(Extracts from a graphics dataset)
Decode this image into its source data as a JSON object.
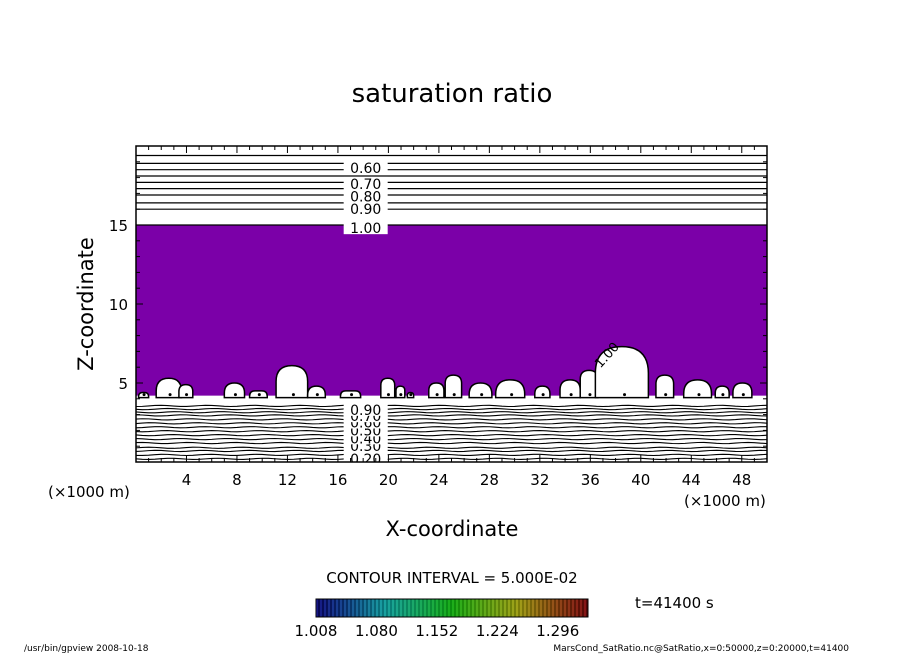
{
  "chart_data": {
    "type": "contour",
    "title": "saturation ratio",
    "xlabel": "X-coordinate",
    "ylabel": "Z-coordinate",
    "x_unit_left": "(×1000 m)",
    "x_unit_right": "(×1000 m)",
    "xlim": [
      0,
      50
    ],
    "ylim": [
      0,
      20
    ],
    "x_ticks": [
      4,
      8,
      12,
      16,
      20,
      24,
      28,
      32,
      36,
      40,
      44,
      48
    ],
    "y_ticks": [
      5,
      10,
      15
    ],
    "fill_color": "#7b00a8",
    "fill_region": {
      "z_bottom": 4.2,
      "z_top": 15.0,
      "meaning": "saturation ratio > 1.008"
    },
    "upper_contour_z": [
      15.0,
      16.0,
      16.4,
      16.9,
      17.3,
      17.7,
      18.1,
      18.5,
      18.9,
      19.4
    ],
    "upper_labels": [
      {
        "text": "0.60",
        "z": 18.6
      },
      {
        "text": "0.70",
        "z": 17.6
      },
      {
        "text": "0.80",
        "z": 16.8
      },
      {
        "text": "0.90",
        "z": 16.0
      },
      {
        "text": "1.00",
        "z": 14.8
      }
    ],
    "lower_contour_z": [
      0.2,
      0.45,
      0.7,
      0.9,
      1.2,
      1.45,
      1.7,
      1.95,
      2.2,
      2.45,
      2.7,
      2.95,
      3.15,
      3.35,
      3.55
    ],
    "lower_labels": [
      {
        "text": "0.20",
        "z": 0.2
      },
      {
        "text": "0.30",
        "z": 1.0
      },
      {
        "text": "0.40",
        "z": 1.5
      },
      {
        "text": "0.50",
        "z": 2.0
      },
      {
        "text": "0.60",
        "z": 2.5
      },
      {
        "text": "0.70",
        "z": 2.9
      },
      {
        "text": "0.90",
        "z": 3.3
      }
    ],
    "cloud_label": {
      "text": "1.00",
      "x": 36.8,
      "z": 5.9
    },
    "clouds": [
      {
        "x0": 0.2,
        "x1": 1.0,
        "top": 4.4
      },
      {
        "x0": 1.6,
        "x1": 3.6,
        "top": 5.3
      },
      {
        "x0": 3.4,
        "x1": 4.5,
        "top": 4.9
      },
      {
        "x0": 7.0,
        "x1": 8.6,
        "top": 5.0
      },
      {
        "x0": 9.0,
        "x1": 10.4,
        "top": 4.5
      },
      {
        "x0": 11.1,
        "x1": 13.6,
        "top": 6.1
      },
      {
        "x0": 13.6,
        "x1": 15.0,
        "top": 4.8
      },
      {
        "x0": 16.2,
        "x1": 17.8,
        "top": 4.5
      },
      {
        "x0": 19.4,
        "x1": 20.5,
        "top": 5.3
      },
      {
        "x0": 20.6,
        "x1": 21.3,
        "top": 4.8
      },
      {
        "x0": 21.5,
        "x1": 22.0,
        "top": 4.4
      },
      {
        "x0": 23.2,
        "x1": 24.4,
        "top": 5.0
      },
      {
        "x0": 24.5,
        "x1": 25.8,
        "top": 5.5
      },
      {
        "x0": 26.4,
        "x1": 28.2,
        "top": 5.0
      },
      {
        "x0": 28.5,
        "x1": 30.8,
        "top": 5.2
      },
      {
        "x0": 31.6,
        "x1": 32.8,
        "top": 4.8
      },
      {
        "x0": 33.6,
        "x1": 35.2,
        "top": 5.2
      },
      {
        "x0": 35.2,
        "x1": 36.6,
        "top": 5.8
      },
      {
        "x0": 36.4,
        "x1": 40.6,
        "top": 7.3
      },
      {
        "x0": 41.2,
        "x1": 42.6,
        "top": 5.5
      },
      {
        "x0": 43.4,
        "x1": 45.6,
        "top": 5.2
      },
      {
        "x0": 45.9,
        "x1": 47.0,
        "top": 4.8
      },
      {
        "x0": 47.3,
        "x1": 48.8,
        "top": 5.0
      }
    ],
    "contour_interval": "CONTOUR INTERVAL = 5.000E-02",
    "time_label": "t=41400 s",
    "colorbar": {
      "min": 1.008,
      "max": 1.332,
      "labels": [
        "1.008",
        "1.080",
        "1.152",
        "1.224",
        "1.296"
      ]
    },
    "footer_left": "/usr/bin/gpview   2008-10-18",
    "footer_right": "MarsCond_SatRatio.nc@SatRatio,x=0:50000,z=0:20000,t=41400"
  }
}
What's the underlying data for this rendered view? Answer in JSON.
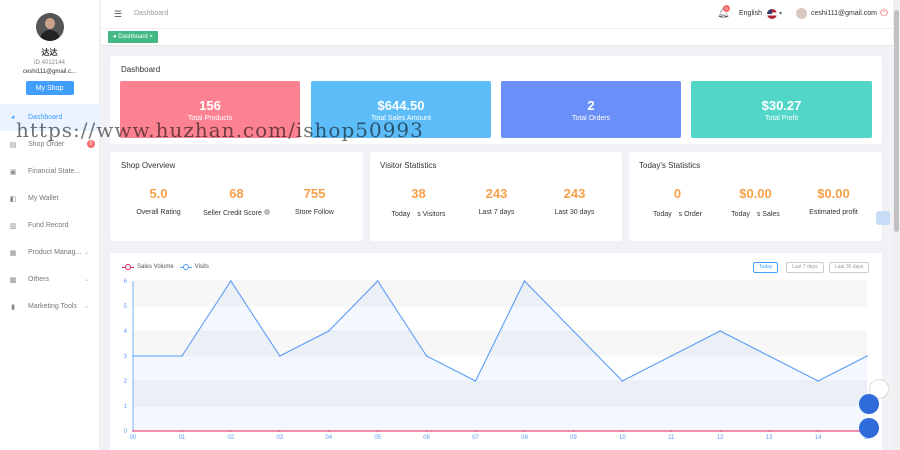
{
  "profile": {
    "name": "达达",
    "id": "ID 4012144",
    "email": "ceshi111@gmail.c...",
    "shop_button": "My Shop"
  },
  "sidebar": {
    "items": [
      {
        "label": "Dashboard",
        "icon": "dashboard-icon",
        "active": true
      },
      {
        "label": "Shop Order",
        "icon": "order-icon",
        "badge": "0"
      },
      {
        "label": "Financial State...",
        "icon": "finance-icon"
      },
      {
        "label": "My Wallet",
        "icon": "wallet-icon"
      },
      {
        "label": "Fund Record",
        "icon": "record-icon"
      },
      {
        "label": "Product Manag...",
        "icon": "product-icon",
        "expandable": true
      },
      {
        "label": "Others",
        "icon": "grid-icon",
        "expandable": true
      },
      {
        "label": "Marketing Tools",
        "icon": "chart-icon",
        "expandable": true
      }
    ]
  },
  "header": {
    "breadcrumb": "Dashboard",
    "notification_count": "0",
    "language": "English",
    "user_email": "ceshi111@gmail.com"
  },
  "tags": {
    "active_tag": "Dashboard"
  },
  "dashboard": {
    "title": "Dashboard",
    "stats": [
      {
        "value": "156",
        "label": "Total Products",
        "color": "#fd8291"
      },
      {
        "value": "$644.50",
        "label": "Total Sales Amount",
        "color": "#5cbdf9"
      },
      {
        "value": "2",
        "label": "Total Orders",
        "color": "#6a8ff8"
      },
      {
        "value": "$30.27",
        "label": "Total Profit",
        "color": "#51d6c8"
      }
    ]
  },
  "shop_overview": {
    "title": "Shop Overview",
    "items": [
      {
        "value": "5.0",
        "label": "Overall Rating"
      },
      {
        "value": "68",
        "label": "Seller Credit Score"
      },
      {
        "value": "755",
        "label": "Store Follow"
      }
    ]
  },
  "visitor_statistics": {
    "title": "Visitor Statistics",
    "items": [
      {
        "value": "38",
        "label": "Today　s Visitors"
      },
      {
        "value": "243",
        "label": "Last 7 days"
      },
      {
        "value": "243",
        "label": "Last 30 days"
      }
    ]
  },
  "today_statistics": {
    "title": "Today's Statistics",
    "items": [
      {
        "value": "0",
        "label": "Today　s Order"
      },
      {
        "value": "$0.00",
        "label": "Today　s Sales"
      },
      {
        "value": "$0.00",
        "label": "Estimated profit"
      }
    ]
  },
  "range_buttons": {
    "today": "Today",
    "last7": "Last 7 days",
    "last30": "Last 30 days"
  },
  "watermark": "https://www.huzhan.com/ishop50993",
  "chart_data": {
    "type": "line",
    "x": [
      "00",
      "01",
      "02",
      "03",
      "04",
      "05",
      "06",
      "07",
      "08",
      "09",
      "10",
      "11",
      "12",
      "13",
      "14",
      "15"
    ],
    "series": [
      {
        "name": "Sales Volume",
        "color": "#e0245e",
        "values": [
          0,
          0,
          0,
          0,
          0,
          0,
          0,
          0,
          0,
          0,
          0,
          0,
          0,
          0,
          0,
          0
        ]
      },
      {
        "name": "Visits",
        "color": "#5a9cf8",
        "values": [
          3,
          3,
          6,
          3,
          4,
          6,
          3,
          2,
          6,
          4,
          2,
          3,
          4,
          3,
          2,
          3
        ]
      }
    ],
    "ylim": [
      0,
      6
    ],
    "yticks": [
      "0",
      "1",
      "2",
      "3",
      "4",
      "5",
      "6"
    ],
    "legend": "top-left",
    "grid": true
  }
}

* * *

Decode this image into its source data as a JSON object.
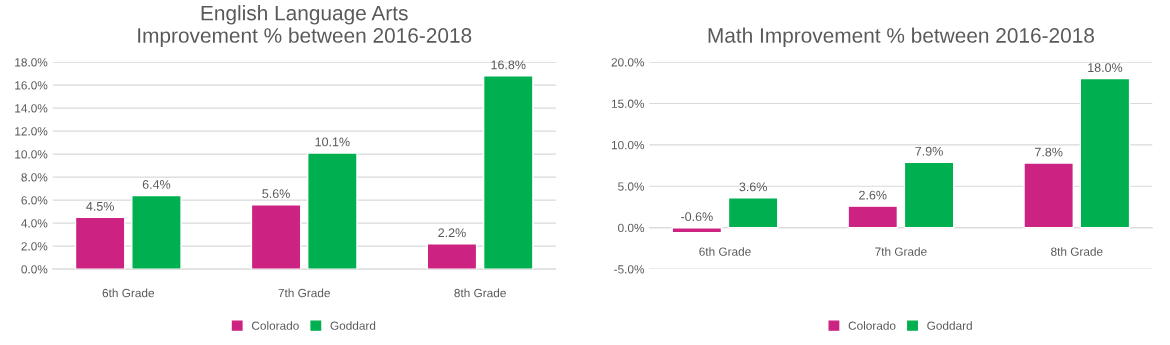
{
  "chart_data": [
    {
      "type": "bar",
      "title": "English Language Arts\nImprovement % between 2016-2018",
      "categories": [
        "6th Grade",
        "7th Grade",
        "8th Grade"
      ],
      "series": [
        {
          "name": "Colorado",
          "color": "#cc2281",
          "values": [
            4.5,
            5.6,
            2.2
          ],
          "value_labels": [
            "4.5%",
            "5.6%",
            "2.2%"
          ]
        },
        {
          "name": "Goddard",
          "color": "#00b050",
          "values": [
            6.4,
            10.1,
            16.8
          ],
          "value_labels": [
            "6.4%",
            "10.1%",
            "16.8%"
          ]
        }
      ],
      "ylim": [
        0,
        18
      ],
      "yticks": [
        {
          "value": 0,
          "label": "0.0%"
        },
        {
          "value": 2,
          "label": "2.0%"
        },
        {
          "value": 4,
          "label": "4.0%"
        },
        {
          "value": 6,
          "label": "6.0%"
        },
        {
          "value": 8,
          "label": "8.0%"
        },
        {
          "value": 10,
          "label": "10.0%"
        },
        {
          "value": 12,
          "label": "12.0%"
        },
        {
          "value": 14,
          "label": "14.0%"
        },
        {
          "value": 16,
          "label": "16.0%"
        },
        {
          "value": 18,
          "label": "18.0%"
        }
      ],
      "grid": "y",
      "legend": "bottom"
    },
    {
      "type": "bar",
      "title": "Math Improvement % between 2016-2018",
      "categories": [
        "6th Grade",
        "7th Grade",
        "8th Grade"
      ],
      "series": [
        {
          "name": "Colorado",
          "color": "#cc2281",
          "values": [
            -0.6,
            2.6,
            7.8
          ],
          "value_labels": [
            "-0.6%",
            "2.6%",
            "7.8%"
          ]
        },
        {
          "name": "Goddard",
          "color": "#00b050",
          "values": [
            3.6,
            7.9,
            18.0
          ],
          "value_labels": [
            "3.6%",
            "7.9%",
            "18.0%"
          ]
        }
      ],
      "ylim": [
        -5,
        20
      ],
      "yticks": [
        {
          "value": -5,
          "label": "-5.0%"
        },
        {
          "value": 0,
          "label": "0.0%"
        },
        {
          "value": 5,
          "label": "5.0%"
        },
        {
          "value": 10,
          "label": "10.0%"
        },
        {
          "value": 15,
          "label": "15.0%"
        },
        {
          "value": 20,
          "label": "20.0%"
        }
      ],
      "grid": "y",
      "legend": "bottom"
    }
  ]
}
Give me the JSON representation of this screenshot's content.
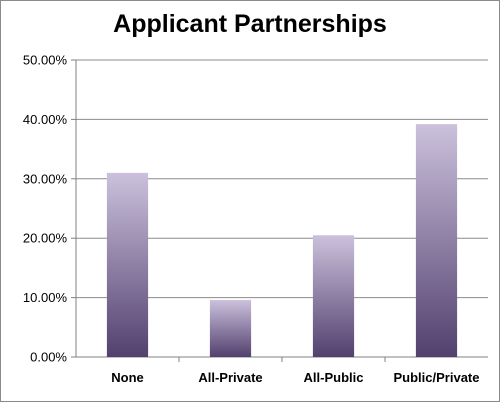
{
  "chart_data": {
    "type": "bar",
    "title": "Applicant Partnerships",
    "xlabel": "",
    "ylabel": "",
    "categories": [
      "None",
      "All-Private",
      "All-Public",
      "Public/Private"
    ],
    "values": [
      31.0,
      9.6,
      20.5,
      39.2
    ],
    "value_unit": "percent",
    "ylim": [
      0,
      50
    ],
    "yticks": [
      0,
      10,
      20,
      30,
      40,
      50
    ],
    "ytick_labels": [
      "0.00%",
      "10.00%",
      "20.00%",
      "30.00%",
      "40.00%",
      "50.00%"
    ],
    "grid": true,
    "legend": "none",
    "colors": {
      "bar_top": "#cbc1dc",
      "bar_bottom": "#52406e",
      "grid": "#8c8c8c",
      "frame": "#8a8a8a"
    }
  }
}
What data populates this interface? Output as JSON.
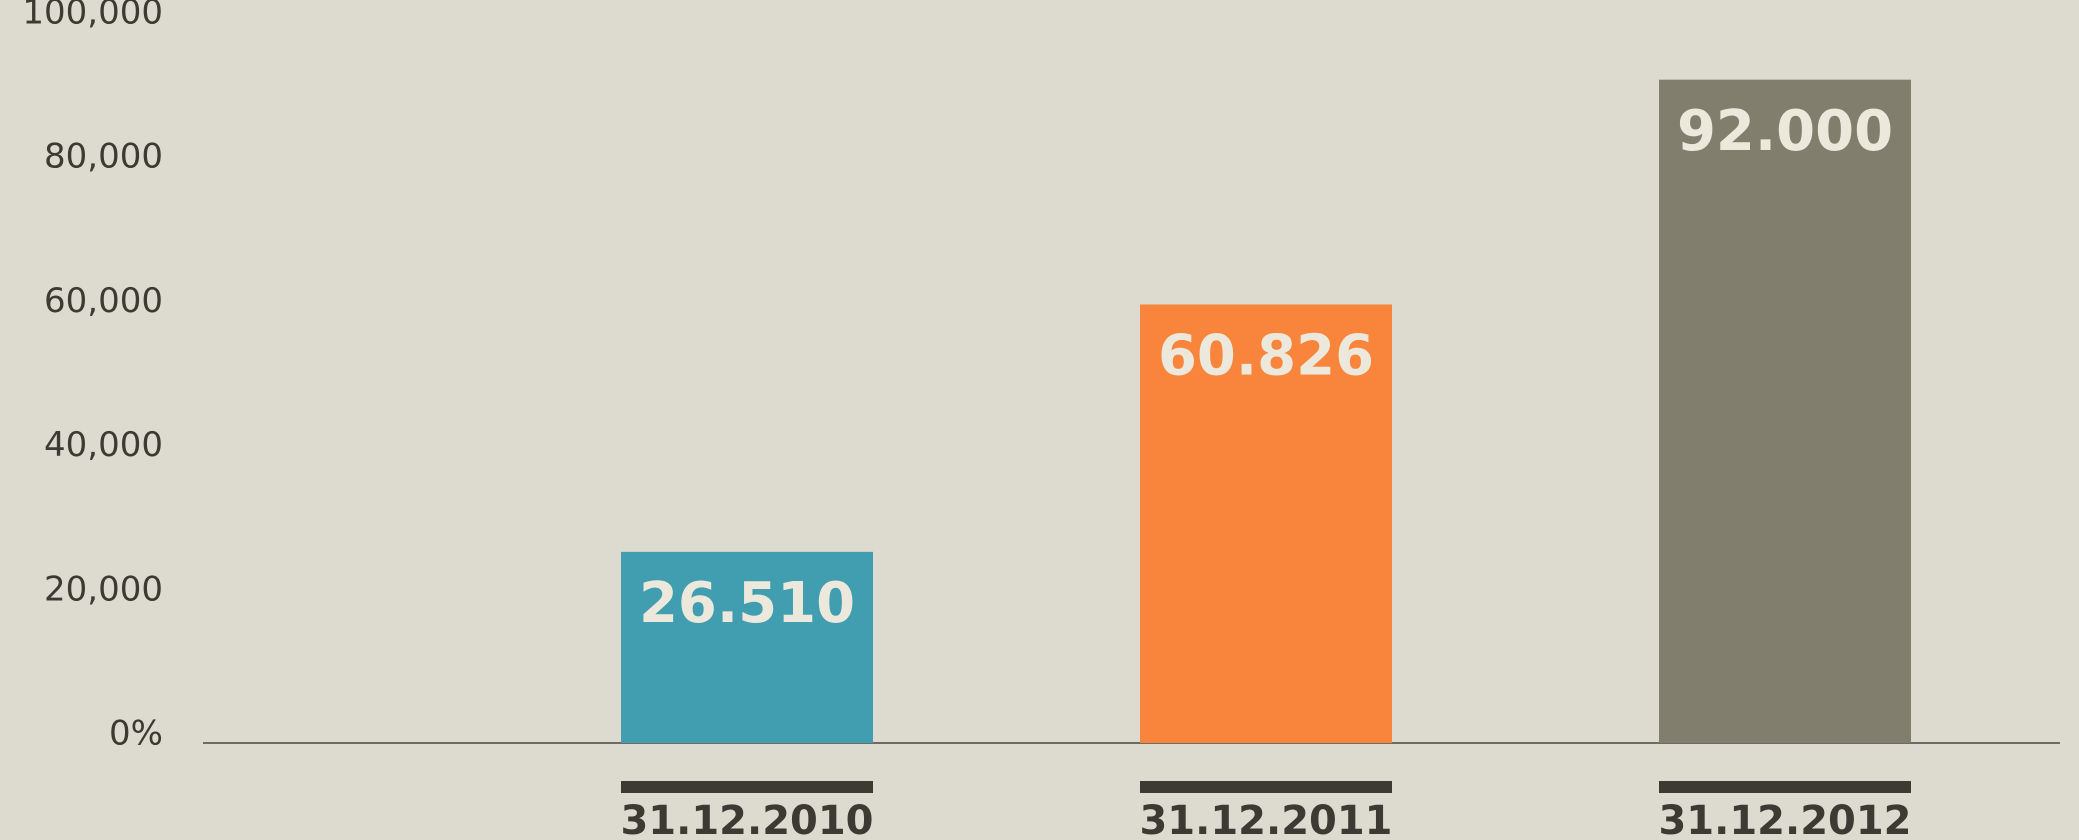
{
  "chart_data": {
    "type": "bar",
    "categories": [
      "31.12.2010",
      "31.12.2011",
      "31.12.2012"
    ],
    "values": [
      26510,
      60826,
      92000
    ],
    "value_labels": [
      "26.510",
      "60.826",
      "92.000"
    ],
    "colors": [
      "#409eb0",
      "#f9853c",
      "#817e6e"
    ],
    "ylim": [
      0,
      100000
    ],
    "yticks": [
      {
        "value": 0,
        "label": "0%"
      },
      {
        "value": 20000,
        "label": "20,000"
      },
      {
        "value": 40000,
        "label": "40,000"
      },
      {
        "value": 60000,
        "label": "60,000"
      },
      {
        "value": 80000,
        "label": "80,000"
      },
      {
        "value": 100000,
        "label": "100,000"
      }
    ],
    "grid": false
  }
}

==

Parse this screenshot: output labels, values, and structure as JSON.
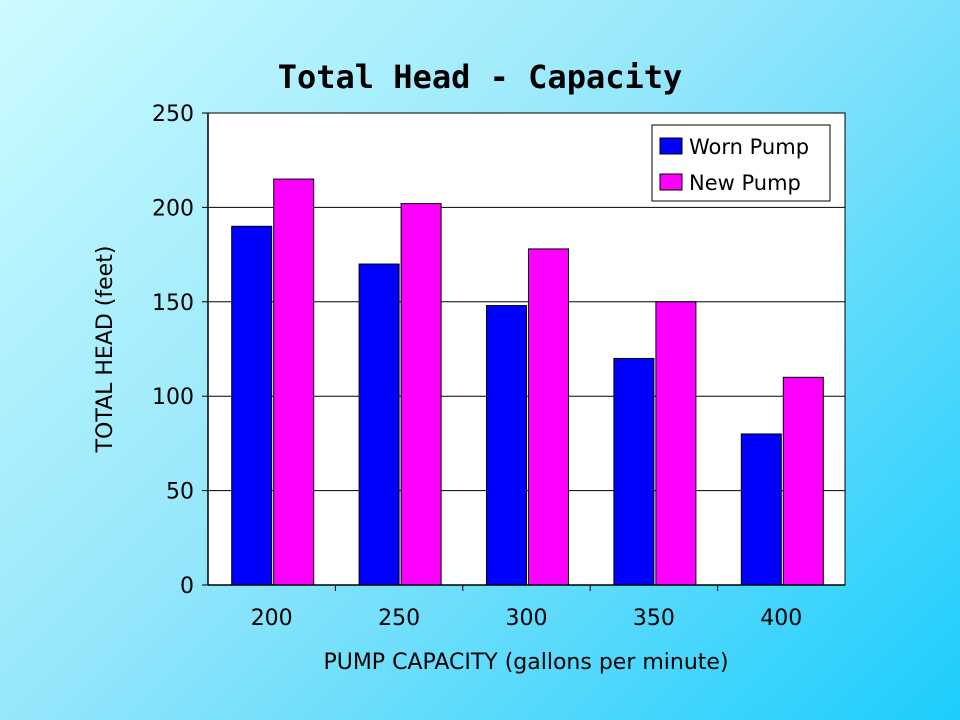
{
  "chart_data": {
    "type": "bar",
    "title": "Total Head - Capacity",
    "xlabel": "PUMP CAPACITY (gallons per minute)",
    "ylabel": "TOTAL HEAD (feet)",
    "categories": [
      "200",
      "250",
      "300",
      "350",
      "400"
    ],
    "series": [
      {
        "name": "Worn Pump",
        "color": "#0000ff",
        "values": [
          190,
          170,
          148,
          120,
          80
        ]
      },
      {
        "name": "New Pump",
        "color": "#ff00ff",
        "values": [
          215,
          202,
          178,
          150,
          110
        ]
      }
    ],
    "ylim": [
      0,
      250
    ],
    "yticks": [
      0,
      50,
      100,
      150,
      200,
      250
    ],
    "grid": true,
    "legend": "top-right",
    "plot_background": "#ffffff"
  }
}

Stated exercise: Show, from the listing above, each line that contains the word "What".

Result for this task:
What's the underlying data for this rendered view? Answer in JSON.
What data populates this interface? Output as JSON.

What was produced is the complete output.